• [WHAT TO WORK ON]:
Pick out each line containing the string "some".

• [INFORMATION PROVIDED]:
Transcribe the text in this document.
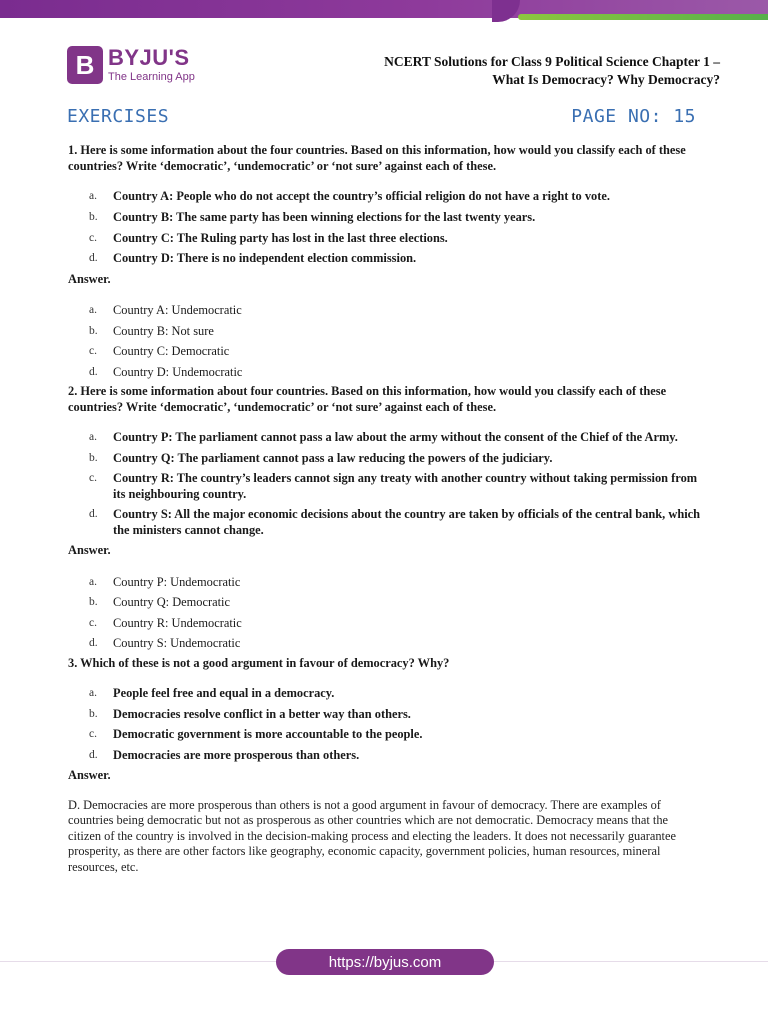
B BYJU'S
The Learning App
NCERT Solutions for Class 9 Political Science Chapter 1 –
What Is Democracy? Why Democracy?
EXERCISES	PAGE NO: 15

1. Here is some information about the four countries. Based on this information, how would you classify each of these countries? Write ‘democratic’, ‘undemocratic’ or ‘not sure’ against each of these.

a. Country A: People who do not accept the country’s official religion do not have a right to vote.
b. Country B: The same party has been winning elections for the last twenty years.
c. Country C: The Ruling party has lost in the last three elections.
d. Country D: There is no independent election commission.

Answer.

a. Country A: Undemocratic
b. Country B: Not sure
c. Country C: Democratic
d. Country D: Undemocratic

2. Here is some information about four countries. Based on this information, how would you classify each of these countries? Write ‘democratic’, ‘undemocratic’ or ‘not sure’ against each of these.

a. Country P: The parliament cannot pass a law about the army without the consent of the Chief of the Army.
b. Country Q: The parliament cannot pass a law reducing the powers of the judiciary.
c. Country R: The country’s leaders cannot sign any treaty with another country without taking permission from its neighbouring country.
d. Country S: All the major economic decisions about the country are taken by officials of the central bank, which the ministers cannot change.

Answer.

a. Country P: Undemocratic
b. Country Q: Democratic
c. Country R: Undemocratic
d. Country S: Undemocratic

3. Which of these is not a good argument in favour of democracy? Why?

a. People feel free and equal in a democracy.
b. Democracies resolve conflict in a better way than others.
c. Democratic government is more accountable to the people.
d. Democracies are more prosperous than others.

Answer.

D. Democracies are more prosperous than others is not a good argument in favour of democracy. There are examples of countries being democratic but not as prosperous as other countries which are not democratic. Democracy means that the citizen of the country is involved in the decision-making process and electing the leaders. It does not necessarily guarantee prosperity, as there are other factors like geography, economic capacity, government policies, human resources, mineral resources, etc.

https://byjus.com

• [WRITTEN ANSWER]:
1. Here is some information about the four countries. Based on this information, how would you classify each of these countries? Write ‘democratic’, ‘undemocratic’ or ‘not sure’ against each of these.
2. Here is some information about four countries. Based on this information, how would you classify each of these countries? Write ‘democratic’, ‘undemocratic’ or ‘not sure’ against each of these.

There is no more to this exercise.